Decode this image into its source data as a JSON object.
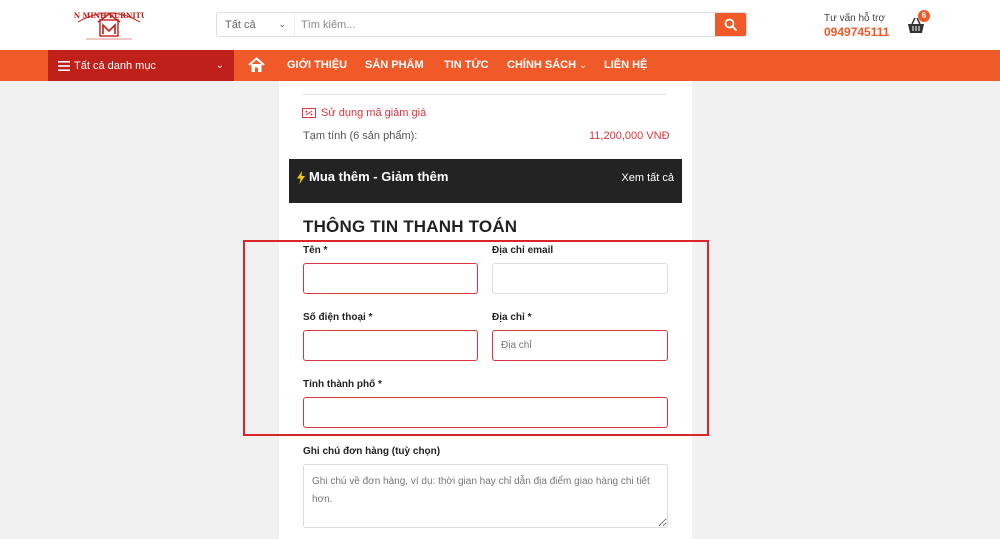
{
  "header": {
    "logo_text": "TIẾN MINH FURNITURE",
    "search": {
      "category": "Tất cả",
      "placeholder": "Tìm kiếm..."
    },
    "support_label": "Tư vấn hỗ trợ",
    "support_phone": "0949745111",
    "cart_count": "6"
  },
  "nav": {
    "category_label": "Tất cả danh mục",
    "items": [
      "GIỚI THIỆU",
      "SẢN PHẨM",
      "TIN TỨC",
      "CHÍNH SÁCH",
      "LIÊN HỆ"
    ]
  },
  "checkout": {
    "coupon_label": "Sử dụng mã giảm giá",
    "subtotal_label": "Tạm tính (6 sản phẩm):",
    "subtotal_value": "11,200,000 VNĐ",
    "promo_title": "Mua thêm - Giảm thêm",
    "promo_link": "Xem tất cả",
    "section_title": "THÔNG TIN THANH TOÁN",
    "fields": {
      "name_label": "Tên *",
      "email_label": "Địa chỉ email",
      "phone_label": "Số điện thoại *",
      "address_label": "Địa chỉ *",
      "address_placeholder": "Địa chỉ",
      "city_label": "Tỉnh thành phố *",
      "note_label": "Ghi chú đơn hàng (tuỳ chọn)",
      "note_placeholder": "Ghi chú về đơn hàng, ví dụ: thời gian hay chỉ dẫn địa điểm giao hàng chi tiết hơn."
    }
  },
  "colors": {
    "accent": "#f05a28",
    "category_bg": "#c0201a",
    "error": "#d9363e"
  }
}
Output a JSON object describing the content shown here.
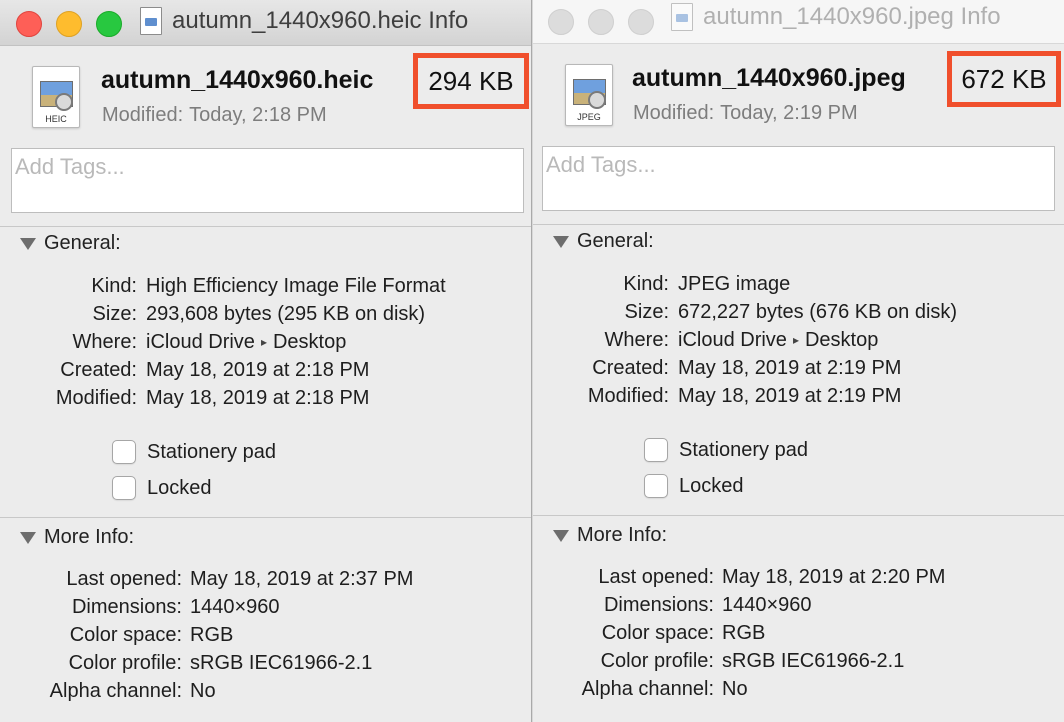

Your goal: Please write out all of the material above without changing a word, and omit any pictures.

Exercise answer:
Decode this image into its source data as a JSON object.
{
  "header": {
    "logo_text": "TIẾN MINH FURNITURE",
    "search": {
      "category": "Tất cả",
      "placeholder": "Tìm kiếm..."
    },
    "support_label": "Tư vấn hỗ trợ",
    "support_phone": "0949745111",
    "cart_count": "6"
  },
  "nav": {
    "category_label": "Tất cả danh mục",
    "items": [
      "GIỚI THIỆU",
      "SẢN PHẨM",
      "TIN TỨC",
      "CHÍNH SÁCH",
      "LIÊN HỆ"
    ]
  },
  "checkout": {
    "coupon_label": "Sử dụng mã giảm giá",
    "subtotal_label": "Tạm tính (6 sản phẩm):",
    "subtotal_value": "11,200,000 VNĐ",
    "promo_title": "Mua thêm - Giảm thêm",
    "promo_link": "Xem tất cả",
    "section_title": "THÔNG TIN THANH TOÁN",
    "fields": {
      "name_label": "Tên *",
      "email_label": "Địa chỉ email",
      "phone_label": "Số điện thoại *",
      "address_label": "Địa chỉ *",
      "address_placeholder": "Địa chỉ",
      "city_label": "Tỉnh thành phố *",
      "note_label": "Ghi chú đơn hàng (tuỳ chọn)",
      "note_placeholder": "Ghi chú về đơn hàng, ví dụ: thời gian hay chỉ dẫn địa điểm giao hàng chi tiết hơn."
    }
  },
  "colors": {
    "accent": "#f05a28",
    "category_bg": "#c0201a",
    "error": "#d9363e"
  }
}
Output a JSON object describing the content shown here.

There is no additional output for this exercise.